### Task instructions:
Check each line of the records for "axes"; collect those that have it.

### Entries:
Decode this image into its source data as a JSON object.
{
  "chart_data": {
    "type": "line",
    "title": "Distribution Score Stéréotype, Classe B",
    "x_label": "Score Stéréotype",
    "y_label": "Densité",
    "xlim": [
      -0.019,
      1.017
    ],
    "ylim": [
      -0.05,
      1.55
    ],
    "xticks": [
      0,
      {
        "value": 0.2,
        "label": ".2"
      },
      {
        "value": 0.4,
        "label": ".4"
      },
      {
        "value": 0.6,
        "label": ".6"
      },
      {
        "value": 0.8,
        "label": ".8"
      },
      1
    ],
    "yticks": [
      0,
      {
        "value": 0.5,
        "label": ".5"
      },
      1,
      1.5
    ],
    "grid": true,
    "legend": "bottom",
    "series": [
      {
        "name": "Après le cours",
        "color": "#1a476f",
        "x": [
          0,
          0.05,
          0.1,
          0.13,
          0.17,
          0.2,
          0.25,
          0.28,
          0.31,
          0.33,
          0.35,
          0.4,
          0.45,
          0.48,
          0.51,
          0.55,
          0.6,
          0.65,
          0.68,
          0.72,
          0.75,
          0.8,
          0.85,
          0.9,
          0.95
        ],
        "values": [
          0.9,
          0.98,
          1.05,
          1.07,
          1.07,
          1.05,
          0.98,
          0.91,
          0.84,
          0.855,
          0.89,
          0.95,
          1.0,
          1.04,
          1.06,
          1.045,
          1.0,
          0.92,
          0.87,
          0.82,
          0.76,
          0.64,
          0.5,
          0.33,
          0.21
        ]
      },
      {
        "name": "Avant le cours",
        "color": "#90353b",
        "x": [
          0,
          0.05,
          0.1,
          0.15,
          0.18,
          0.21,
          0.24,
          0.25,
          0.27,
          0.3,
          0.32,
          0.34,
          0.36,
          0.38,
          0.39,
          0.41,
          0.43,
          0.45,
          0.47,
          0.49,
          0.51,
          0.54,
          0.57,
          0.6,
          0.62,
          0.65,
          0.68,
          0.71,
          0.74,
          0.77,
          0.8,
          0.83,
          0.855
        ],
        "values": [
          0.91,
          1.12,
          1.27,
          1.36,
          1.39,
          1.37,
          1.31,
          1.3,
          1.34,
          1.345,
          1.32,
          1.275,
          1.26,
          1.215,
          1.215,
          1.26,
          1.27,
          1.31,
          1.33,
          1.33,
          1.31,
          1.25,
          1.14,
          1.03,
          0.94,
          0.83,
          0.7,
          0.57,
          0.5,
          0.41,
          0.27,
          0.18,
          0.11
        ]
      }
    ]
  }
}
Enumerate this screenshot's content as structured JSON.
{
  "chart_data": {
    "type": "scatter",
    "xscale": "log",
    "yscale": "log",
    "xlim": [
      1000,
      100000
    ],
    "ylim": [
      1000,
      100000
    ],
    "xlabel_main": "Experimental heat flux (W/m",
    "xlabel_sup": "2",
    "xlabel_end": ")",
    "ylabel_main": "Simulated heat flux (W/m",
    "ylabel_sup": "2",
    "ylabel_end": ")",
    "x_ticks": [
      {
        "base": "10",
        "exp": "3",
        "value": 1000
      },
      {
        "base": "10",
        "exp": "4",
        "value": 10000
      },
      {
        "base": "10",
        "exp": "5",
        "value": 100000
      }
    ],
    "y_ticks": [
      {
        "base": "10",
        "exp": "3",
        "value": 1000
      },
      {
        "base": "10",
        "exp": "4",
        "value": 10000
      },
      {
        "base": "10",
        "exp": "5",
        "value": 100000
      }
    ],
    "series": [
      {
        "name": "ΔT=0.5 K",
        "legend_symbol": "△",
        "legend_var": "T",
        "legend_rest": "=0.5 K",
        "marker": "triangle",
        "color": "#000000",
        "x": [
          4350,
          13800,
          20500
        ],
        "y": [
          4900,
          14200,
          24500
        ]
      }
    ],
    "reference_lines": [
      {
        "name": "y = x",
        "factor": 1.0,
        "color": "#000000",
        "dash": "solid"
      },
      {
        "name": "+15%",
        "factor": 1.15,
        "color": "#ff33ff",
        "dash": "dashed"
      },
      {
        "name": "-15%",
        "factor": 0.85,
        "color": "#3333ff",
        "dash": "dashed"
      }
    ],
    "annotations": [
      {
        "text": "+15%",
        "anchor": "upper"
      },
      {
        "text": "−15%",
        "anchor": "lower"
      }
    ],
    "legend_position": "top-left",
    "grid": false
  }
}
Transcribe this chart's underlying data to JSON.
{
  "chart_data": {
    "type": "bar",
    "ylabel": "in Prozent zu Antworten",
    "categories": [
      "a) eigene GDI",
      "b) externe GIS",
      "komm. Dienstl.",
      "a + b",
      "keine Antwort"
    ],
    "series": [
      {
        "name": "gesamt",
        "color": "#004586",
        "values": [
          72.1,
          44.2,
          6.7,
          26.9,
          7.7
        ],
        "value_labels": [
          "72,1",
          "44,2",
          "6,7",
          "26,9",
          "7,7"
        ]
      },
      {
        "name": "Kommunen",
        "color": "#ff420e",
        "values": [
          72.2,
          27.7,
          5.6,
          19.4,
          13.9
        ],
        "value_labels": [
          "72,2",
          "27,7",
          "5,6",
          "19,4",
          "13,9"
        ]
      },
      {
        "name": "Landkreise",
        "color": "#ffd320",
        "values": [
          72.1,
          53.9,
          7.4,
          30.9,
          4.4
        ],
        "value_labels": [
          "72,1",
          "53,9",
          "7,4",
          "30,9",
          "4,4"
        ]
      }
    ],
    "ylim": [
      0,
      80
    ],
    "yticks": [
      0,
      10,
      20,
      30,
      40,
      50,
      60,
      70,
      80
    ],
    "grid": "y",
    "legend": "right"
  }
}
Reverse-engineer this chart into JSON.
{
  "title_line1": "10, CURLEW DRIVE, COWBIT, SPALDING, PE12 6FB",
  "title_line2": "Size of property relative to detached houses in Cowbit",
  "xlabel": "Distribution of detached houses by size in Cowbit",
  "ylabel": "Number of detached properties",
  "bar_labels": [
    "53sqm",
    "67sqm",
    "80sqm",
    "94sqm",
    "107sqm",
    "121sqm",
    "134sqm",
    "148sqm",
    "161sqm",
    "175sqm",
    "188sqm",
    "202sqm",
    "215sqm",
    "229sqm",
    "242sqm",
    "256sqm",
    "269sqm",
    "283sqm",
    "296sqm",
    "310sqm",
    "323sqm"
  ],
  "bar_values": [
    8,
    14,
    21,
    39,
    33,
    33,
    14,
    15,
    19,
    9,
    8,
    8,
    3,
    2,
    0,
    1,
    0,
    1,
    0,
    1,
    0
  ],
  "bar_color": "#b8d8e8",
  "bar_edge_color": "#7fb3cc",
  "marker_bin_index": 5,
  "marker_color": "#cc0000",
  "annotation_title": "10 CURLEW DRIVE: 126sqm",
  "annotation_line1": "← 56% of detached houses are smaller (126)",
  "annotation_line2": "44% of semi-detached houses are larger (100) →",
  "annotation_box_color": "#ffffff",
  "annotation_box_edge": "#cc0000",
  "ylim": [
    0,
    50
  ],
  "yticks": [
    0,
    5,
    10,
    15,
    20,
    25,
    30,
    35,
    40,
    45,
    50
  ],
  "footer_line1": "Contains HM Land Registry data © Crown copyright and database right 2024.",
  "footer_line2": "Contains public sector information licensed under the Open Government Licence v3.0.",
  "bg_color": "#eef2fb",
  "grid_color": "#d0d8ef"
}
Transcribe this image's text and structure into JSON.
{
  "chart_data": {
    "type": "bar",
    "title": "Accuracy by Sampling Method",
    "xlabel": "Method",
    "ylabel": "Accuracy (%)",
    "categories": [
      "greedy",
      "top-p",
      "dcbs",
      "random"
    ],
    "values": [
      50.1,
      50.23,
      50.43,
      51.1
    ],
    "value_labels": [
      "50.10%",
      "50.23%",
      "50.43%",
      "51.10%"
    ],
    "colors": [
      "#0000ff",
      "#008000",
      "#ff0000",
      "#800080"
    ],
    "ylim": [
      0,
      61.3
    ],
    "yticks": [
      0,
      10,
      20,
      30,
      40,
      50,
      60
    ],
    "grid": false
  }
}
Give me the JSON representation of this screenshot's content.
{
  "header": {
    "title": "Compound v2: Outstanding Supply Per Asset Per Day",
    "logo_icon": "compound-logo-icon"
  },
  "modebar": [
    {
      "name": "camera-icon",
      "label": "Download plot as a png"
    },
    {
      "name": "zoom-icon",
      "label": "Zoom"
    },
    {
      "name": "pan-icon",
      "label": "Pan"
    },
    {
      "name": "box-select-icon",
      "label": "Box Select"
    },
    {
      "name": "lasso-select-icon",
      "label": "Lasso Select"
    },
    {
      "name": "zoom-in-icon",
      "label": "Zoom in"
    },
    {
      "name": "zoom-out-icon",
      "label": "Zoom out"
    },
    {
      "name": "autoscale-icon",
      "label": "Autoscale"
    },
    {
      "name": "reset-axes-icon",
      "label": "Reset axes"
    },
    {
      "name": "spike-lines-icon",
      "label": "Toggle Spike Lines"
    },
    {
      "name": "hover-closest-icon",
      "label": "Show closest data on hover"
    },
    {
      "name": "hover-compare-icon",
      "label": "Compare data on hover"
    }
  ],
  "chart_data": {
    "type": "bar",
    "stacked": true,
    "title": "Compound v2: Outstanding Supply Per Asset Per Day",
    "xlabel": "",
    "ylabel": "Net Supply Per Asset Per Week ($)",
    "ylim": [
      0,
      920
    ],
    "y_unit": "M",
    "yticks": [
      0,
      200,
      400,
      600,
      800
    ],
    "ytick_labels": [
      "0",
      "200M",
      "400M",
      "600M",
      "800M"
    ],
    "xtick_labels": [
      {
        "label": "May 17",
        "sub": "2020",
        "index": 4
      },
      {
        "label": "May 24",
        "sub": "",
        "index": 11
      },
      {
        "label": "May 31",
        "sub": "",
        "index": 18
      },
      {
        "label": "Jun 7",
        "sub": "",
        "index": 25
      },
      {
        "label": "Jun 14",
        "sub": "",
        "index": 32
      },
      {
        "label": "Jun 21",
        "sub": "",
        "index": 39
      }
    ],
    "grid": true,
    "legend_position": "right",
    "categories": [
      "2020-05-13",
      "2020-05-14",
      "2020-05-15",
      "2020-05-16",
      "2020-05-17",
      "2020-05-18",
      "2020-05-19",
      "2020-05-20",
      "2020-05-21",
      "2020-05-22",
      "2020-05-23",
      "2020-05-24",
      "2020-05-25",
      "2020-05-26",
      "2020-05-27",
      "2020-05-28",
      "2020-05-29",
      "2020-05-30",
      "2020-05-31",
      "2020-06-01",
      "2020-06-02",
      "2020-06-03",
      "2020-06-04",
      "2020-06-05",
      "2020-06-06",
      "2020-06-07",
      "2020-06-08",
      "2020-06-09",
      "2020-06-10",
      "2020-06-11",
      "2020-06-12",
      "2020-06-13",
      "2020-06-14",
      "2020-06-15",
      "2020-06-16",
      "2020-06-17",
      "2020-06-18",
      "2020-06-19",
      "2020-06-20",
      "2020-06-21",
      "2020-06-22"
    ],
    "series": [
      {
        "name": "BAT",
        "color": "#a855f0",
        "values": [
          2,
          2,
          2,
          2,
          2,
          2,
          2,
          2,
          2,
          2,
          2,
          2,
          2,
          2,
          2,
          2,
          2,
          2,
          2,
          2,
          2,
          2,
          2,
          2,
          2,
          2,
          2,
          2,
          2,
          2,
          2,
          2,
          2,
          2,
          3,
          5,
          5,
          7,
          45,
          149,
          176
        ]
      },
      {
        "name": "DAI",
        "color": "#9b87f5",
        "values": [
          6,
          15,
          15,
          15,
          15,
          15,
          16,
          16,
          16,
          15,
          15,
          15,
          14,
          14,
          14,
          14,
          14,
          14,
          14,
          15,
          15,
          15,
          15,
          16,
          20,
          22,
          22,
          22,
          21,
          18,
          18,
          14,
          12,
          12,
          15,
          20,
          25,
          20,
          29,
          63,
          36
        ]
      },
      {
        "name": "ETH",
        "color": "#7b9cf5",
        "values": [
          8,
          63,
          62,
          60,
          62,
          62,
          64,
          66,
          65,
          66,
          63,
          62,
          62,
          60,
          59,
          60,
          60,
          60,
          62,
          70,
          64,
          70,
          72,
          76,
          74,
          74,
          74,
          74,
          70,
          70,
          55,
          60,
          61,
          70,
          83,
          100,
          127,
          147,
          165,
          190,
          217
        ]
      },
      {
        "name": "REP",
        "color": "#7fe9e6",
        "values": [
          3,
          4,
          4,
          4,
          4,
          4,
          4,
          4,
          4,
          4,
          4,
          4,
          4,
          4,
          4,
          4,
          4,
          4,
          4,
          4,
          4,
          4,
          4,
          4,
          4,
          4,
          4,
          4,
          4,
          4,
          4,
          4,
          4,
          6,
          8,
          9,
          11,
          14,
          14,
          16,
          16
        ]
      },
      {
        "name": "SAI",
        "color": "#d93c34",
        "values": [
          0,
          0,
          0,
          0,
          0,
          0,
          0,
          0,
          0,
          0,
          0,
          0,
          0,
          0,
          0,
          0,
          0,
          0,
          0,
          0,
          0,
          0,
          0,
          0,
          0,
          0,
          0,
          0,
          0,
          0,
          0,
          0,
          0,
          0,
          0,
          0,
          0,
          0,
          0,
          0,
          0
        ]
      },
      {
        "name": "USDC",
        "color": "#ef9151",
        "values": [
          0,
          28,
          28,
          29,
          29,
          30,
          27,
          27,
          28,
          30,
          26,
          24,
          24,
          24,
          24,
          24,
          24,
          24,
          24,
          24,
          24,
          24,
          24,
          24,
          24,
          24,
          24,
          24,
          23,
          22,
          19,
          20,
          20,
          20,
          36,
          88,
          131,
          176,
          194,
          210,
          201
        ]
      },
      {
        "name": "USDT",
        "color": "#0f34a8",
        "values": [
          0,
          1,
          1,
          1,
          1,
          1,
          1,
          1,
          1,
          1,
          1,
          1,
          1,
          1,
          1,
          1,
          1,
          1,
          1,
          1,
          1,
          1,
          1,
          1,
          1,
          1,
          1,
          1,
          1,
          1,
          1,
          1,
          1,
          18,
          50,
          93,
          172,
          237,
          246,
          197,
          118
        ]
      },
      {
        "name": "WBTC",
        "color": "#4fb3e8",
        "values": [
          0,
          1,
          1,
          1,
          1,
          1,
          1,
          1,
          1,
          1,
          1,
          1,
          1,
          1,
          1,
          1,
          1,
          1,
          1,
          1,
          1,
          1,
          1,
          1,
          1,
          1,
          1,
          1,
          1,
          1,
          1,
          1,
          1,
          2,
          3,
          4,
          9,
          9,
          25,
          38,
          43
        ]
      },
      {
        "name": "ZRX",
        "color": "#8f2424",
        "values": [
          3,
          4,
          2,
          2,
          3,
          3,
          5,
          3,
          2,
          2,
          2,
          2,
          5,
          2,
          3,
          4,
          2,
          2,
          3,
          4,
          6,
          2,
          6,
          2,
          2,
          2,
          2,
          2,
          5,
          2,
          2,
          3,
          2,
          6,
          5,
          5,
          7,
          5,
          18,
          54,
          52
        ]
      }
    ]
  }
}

### Written solution:
      "name": "reset-axes-icon",
      "label": "Reset axes"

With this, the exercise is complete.